- [What this task involves]
Leave out the pictures; transcribe all else exactly.
— start of Exercise materials —
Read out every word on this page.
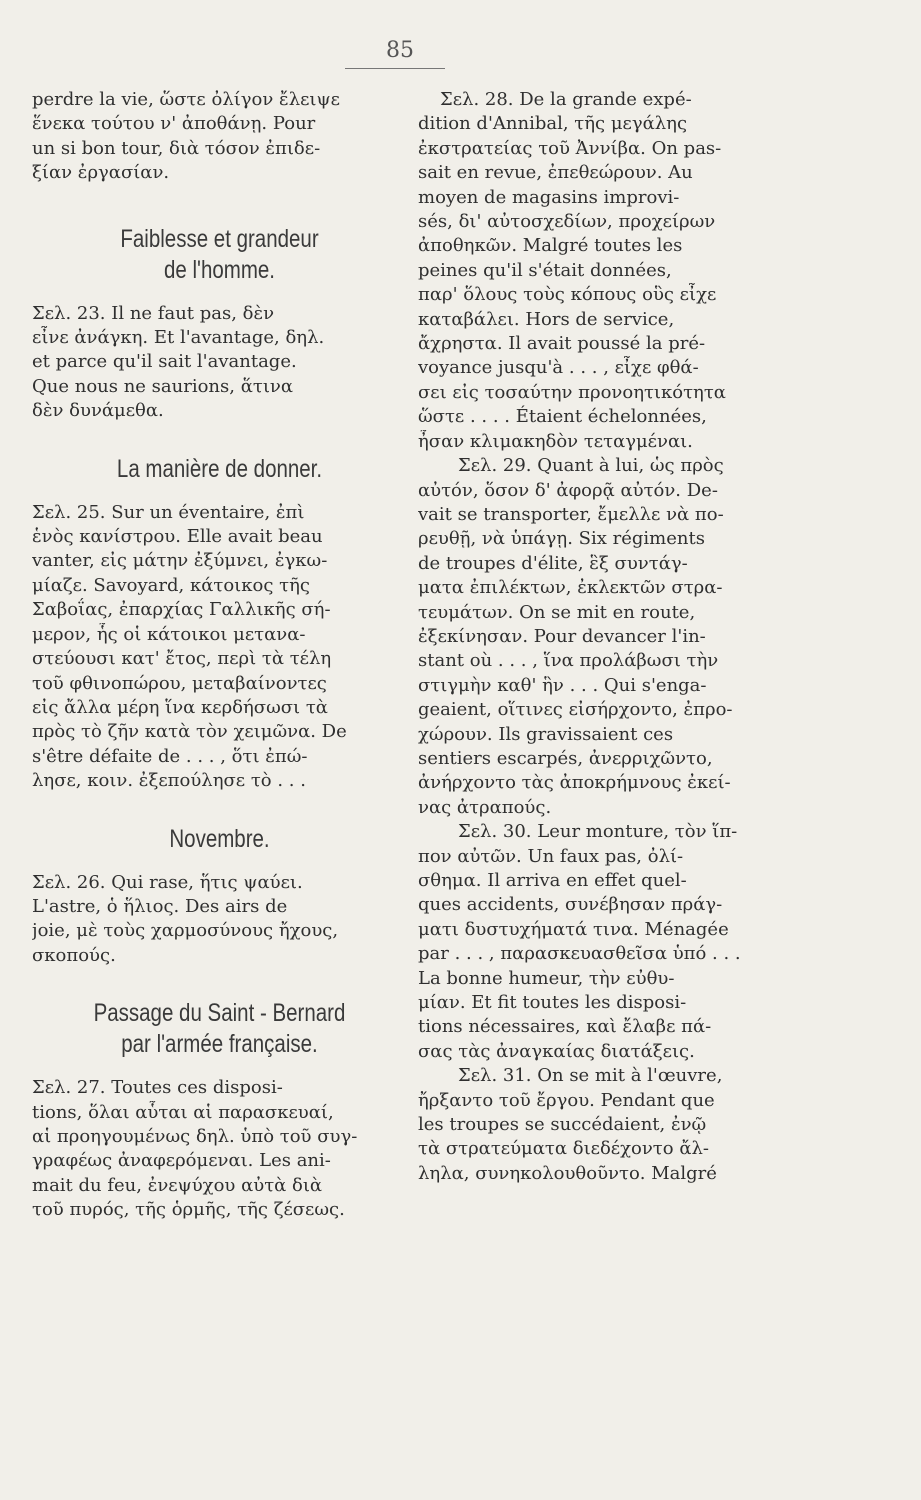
85

perdre la vie, ὥστε ὀλίγον ἔλειψε
ἕνεκα τούτου ν' ἀποθάνῃ. Pour
un si bon tour, διὰ τόσον ἐπιδε-
ξίαν ἐργασίαν.

Faiblesse et grandeur
de l'homme.

Σελ. 23. Il ne faut pas, δὲν
εἶνε ἀνάγκη. Et l'avantage, δηλ.
et parce qu'il sait l'avantage.
Que nous ne saurions, ἅτινα
δὲν δυνάμεθα.

La manière de donner.

Σελ. 25. Sur un éventaire, ἐπὶ
ἑνὸς κανίστρου. Elle avait beau
vanter, εἰς μάτην ἐξύμνει, ἐγκω-
μίαζε. Savoyard, κάτοικος τῆς
Σαβοΐας, ἐπαρχίας Γαλλικῆς σή-
μερον, ἧς οἱ κάτοικοι μετανα-
στεύουσι κατ' ἔτος, περὶ τὰ τέλη
τοῦ φθινοπώρου, μεταβαίνοντες
εἰς ἄλλα μέρη ἵνα κερδήσωσι τὰ
πρὸς τὸ ζῆν κατὰ τὸν χειμῶνα. De
s'être défaite de . . . , ὅτι ἐπώ-
λησε, κοιν. ἐξεπούλησε τὸ . . .

Novembre.

Σελ. 26. Qui rase, ἥτις ψαύει.
L'astre, ὁ ἥλιος. Des airs de
joie, μὲ τοὺς χαρμοσύνους ἤχους,
σκοπούς.

Passage du Saint - Bernard
par l'armée française.

Σελ. 27. Toutes ces disposi-
tions, ὅλαι αὗται αἱ παρασκευαί,
αἱ προηγουμένως δηλ. ὑπὸ τοῦ συγ-
γραφέως ἀναφερόμεναι. Les ani-
mait du feu, ἐνεψύχου αὐτὰ διὰ
τοῦ πυρός, τῆς ὁρμῆς, τῆς ζέσεως.

Σελ. 28. De la grande expé-
dition d'Annibal, τῆς μεγάλης
ἐκστρατείας τοῦ Ἀννίβα. On pas-
sait en revue, ἐπεθεώρουν. Au
moyen de magasins improvi-
sés, δι' αὐτοσχεδίων, προχείρων
ἀποθηκῶν. Malgré toutes les
peines qu'il s'était données,
παρ' ὅλους τοὺς κόπους οὓς εἶχε
καταβάλει. Hors de service,
ἄχρηστα. Il avait poussé la pré-
voyance jusqu'à . . . , εἶχε φθά-
σει εἰς τοσαύτην προνοητικότητα
ὥστε . . . . Étaient échelonnées,
ἦσαν κλιμακηδὸν τεταγμέναι.

Σελ. 29. Quant à lui, ὡς πρὸς
αὐτόν, ὅσον δ' ἀφορᾷ αὐτόν. De-
vait se transporter, ἔμελλε νὰ πο-
ρευθῇ, νὰ ὑπάγῃ. Six régiments
de troupes d'élite, ἓξ συντάγ-
ματα ἐπιλέκτων, ἐκλεκτῶν στρα-
τευμάτων. On se mit en route,
ἐξεκίνησαν. Pour devancer l'in-
stant où . . . , ἵνα προλάβωσι τὴν
στιγμὴν καθ' ἣν . . . Qui s'enga-
geaient, οἵτινες εἰσήρχοντο, ἐπρο-
χώρουν. Ils gravissaient ces
sentiers escarpés, ἀνερριχῶντο,
ἀνήρχοντο τὰς ἀποκρήμνους ἐκεί-
νας ἀτραπούς.

Σελ. 30. Leur monture, τὸν ἵπ-
πον αὐτῶν. Un faux pas, ὀλί-
σθημα. Il arriva en effet quel-
ques accidents, συνέβησαν πράγ-
ματι δυστυχήματά τινα. Ménagée
par . . . , παρασκευασθεῖσα ὑπό . . .
La bonne humeur, τὴν εὐθυ-
μίαν. Et fit toutes les disposi-
tions nécessaires, καὶ ἔλαβε πά-
σας τὰς ἀναγκαίας διατάξεις.

Σελ. 31. On se mit à l'œuvre,
ἤρξαντο τοῦ ἔργου. Pendant que
les troupes se succédaient, ἐνῷ
τὰ στρατεύματα διεδέχοντο ἄλ-
ληλα, συνηκολουθοῦντο. Malgré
— end of Exercise materials —
- [Reply]
Read out every word on this page.
85

perdre la vie, ὥστε ὀλίγον ἔλειψε
ἕνεκα τούτου ν' ἀποθάνῃ. Pour
un si bon tour, διὰ τόσον ἐπιδε-
ξίαν ἐργασίαν.

Faiblesse et grandeur
de l'homme.

Σελ. 23. Il ne faut pas, δὲν
εἶνε ἀνάγκη. Et l'avantage, δηλ.
et parce qu'il sait l'avantage.
Que nous ne saurions, ἅτινα
δὲν δυνάμεθα.

La manière de donner.

Σελ. 25. Sur un éventaire, ἐπὶ
ἑνὸς κανίστρου. Elle avait beau
vanter, εἰς μάτην ἐξύμνει, ἐγκω-
μίαζε. Savoyard, κάτοικος τῆς
Σαβοΐας, ἐπαρχίας Γαλλικῆς σή-
μερον, ἧς οἱ κάτοικοι μετανα-
στεύουσι κατ' ἔτος, περὶ τὰ τέλη
τοῦ φθινοπώρου, μεταβαίνοντες
εἰς ἄλλα μέρη ἵνα κερδήσωσι τὰ
πρὸς τὸ ζῆν κατὰ τὸν χειμῶνα. De
s'être défaite de . . . , ὅτι ἐπώ-
λησε, κοιν. ἐξεπούλησε τὸ . . .

Novembre.

Σελ. 26. Qui rase, ἥτις ψαύει.
L'astre, ὁ ἥλιος. Des airs de
joie, μὲ τοὺς χαρμοσύνους ἤχους,
σκοπούς.

Passage du Saint - Bernard
par l'armée française.

Σελ. 27. Toutes ces disposi-
tions, ὅλαι αὗται αἱ παρασκευαί,
αἱ προηγουμένως δηλ. ὑπὸ τοῦ συγ-
γραφέως ἀναφερόμεναι. Les ani-
mait du feu, ἐνεψύχου αὐτὰ διὰ
τοῦ πυρός, τῆς ὁρμῆς, τῆς ζέσεως.

Σελ. 28. De la grande expé-
dition d'Annibal, τῆς μεγάλης
ἐκστρατείας τοῦ Ἀννίβα. On pas-
sait en revue, ἐπεθεώρουν. Au
moyen de magasins improvi-
sés, δι' αὐτοσχεδίων, προχείρων
ἀποθηκῶν. Malgré toutes les
peines qu'il s'était données,
παρ' ὅλους τοὺς κόπους οὓς εἶχε
καταβάλει. Hors de service,
ἄχρηστα. Il avait poussé la pré-
voyance jusqu'à . . . , εἶχε φθά-
σει εἰς τοσαύτην προνοητικότητα
ὥστε . . . . Étaient échelonnées,
ἦσαν κλιμακηδὸν τεταγμέναι.

Σελ. 29. Quant à lui, ὡς πρὸς
αὐτόν, ὅσον δ' ἀφορᾷ αὐτόν. De-
vait se transporter, ἔμελλε νὰ πο-
ρευθῇ, νὰ ὑπάγῃ. Six régiments
de troupes d'élite, ἓξ συντάγ-
ματα ἐπιλέκτων, ἐκλεκτῶν στρα-
τευμάτων. On se mit en route,
ἐξεκίνησαν. Pour devancer l'in-
stant où . . . , ἵνα προλάβωσι τὴν
στιγμὴν καθ' ἣν . . . Qui s'enga-
geaient, οἵτινες εἰσήρχοντο, ἐπρο-
χώρουν. Ils gravissaient ces
sentiers escarpés, ἀνερριχῶντο,
ἀνήρχοντο τὰς ἀποκρήμνους ἐκεί-
νας ἀτραπούς.

Σελ. 30. Leur monture, τὸν ἵπ-
πον αὐτῶν. Un faux pas, ὀλί-
σθημα. Il arriva en effet quel-
ques accidents, συνέβησαν πράγ-
ματι δυστυχήματά τινα. Ménagée
par . . . , παρασκευασθεῖσα ὑπό . . .
La bonne humeur, τὴν εὐθυ-
μίαν. Et fit toutes les disposi-
tions nécessaires, καὶ ἔλαβε πά-
σας τὰς ἀναγκαίας διατάξεις.

Σελ. 31. On se mit à l'œuvre,
ἤρξαντο τοῦ ἔργου. Pendant que
les troupes se succédaient, ἐνῷ
τὰ στρατεύματα διεδέχοντο ἄλ-
ληλα, συνηκολουθοῦντο. Malgré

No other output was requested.